Copy each line of the entries beneath that contains the word "title".

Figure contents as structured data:
>> BEGIN

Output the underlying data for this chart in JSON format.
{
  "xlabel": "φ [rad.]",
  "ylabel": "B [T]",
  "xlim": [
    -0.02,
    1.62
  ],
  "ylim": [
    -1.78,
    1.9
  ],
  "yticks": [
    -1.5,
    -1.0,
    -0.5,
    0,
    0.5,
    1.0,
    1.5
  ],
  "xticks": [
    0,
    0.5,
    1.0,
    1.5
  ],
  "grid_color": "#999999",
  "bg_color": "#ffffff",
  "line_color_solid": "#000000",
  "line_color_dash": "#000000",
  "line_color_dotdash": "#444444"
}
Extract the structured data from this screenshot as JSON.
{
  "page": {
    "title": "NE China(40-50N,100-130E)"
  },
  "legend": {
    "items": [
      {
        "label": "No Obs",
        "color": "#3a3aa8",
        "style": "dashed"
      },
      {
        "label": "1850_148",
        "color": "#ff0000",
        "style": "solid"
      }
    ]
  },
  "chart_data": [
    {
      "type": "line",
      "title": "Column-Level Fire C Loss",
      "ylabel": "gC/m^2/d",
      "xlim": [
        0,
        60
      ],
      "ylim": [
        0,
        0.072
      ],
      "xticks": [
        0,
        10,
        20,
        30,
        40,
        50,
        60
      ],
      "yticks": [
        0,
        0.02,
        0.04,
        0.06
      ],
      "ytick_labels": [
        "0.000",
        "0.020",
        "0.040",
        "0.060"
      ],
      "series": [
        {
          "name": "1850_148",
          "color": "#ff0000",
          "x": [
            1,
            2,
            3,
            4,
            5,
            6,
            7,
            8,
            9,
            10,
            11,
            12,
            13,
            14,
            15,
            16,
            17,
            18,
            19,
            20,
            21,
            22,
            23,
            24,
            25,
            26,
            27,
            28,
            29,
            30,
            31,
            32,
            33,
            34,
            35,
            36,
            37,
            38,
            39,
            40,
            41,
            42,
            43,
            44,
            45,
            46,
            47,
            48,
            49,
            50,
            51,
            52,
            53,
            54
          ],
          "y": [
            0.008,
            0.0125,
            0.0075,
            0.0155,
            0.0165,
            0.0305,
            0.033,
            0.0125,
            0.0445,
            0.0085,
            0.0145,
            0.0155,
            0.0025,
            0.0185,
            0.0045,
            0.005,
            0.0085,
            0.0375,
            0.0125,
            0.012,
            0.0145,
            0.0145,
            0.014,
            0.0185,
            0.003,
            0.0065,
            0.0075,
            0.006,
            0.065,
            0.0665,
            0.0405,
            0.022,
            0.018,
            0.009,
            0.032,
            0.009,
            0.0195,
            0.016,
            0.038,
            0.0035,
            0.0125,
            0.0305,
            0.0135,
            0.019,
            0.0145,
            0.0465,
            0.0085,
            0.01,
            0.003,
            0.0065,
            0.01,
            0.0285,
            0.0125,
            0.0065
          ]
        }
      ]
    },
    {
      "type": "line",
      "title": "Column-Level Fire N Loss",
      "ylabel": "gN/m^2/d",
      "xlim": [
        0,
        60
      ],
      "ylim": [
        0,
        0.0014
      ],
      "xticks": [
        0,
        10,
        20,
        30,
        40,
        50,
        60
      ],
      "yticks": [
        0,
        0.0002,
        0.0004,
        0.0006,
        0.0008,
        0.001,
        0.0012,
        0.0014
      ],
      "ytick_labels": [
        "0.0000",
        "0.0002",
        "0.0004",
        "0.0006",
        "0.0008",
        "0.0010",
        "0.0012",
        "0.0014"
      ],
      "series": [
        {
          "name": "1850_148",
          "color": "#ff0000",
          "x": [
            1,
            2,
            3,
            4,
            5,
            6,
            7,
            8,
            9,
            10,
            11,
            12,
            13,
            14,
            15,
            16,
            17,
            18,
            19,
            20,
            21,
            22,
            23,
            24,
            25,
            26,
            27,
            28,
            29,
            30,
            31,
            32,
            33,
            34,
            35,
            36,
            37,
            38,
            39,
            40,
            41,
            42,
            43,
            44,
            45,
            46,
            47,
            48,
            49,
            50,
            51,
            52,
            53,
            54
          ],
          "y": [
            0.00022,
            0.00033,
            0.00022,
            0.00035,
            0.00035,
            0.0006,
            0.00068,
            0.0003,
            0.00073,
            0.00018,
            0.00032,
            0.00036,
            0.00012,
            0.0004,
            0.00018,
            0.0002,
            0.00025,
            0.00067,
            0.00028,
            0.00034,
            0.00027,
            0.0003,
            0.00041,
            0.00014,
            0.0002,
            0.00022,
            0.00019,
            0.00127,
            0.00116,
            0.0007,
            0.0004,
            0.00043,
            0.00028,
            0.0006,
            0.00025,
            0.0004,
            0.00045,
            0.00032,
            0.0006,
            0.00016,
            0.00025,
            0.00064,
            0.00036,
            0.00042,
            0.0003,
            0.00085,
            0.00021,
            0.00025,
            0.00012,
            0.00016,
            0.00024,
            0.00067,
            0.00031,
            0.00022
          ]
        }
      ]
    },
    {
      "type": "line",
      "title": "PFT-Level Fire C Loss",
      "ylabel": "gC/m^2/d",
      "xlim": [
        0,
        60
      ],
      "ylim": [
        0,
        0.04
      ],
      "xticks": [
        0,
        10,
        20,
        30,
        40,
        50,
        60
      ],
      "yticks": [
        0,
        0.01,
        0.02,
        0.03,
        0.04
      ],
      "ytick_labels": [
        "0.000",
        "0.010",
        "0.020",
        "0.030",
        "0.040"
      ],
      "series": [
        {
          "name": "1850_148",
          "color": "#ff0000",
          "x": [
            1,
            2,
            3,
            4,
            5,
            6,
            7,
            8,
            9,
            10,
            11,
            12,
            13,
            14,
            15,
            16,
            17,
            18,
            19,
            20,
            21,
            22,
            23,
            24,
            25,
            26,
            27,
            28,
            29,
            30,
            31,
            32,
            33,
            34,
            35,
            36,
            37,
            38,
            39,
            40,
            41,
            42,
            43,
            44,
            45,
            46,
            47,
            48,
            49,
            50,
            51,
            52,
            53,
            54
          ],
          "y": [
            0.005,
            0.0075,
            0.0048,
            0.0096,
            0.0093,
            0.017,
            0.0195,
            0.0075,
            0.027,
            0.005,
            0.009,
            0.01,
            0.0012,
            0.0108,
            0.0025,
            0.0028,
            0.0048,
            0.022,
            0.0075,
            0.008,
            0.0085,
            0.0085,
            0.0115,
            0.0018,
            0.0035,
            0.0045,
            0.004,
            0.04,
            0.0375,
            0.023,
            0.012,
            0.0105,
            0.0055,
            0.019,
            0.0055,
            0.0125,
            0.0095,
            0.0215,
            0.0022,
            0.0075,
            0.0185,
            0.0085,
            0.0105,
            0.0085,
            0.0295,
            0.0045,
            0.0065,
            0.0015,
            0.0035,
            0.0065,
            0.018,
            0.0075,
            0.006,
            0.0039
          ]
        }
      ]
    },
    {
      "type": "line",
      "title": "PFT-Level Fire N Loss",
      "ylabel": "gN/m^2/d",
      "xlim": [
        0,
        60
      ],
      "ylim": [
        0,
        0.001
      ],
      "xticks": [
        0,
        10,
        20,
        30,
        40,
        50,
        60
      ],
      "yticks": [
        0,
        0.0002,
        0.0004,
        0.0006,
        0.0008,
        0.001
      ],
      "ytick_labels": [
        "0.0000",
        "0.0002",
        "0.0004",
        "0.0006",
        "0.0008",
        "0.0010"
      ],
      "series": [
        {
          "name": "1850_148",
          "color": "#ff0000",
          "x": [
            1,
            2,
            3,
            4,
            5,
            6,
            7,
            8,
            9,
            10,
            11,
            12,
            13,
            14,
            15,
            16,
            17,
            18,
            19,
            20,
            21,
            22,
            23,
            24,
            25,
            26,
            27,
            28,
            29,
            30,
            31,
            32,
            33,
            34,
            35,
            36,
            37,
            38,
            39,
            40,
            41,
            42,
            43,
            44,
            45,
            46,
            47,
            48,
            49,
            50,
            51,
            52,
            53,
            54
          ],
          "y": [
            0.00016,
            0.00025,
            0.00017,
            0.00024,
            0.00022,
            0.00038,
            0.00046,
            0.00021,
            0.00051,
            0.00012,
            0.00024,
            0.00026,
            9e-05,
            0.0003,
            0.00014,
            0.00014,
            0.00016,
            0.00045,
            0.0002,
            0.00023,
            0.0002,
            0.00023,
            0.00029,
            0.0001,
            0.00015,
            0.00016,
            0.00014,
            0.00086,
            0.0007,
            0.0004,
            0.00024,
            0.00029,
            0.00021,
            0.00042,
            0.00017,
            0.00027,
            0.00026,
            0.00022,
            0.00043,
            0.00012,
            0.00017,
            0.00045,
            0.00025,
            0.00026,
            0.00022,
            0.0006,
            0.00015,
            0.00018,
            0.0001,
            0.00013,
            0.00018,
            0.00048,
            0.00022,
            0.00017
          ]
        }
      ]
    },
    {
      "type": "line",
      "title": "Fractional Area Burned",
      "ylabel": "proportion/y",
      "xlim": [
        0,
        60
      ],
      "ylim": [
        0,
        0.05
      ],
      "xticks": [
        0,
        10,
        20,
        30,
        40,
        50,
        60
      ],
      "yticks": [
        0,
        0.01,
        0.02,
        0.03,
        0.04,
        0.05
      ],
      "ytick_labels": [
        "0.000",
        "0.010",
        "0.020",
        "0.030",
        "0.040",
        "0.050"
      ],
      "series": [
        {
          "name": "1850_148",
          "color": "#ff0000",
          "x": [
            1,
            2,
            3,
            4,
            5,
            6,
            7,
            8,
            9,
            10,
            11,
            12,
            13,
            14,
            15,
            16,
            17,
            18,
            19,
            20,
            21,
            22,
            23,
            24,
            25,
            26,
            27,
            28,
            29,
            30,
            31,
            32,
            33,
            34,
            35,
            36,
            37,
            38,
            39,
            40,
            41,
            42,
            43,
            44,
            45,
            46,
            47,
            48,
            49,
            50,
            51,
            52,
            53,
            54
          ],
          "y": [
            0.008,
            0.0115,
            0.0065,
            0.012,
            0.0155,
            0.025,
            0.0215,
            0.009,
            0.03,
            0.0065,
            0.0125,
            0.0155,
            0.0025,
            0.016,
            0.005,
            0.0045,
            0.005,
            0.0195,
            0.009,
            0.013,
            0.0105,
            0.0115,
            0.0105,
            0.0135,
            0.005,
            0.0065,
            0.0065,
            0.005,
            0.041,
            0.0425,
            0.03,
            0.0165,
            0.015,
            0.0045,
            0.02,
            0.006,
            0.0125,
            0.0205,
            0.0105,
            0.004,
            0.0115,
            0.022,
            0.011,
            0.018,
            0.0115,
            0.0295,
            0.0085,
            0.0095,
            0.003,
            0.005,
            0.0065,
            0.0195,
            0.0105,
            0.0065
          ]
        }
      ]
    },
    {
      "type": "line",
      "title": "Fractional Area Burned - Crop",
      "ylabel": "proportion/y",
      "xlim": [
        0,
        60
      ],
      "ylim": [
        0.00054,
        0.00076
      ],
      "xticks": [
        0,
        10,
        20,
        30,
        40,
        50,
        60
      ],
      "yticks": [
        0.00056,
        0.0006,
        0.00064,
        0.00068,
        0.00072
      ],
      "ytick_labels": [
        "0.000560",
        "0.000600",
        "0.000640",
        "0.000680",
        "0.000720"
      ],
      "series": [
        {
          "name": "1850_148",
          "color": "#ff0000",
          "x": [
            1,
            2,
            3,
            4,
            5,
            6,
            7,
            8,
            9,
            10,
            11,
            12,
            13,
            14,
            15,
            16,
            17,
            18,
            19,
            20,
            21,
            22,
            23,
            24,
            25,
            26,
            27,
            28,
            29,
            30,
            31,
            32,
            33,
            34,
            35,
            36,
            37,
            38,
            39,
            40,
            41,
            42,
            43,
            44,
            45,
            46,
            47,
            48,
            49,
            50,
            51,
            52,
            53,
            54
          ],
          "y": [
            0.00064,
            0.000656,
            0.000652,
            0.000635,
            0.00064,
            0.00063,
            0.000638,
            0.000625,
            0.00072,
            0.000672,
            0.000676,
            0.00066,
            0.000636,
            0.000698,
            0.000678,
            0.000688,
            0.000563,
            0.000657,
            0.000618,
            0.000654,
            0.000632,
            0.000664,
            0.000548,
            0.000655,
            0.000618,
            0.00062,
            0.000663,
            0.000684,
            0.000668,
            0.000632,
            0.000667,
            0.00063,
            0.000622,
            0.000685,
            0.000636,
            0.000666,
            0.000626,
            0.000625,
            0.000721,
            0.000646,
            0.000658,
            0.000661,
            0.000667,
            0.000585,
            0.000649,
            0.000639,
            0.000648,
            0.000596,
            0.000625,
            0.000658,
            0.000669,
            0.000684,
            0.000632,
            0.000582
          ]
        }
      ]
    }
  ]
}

>> END

Answer to the task =
    "title": "NE China(40-50N,100-130E)"
      "title": "Column-Level Fire C Loss",
      "title": "Column-Level Fire N Loss",
      "title": "PFT-Level Fire C Loss",
      "title": "PFT-Level Fire N Loss",
      "title": "Fractional Area Burned",
      "title": "Fractional Area Burned - Crop",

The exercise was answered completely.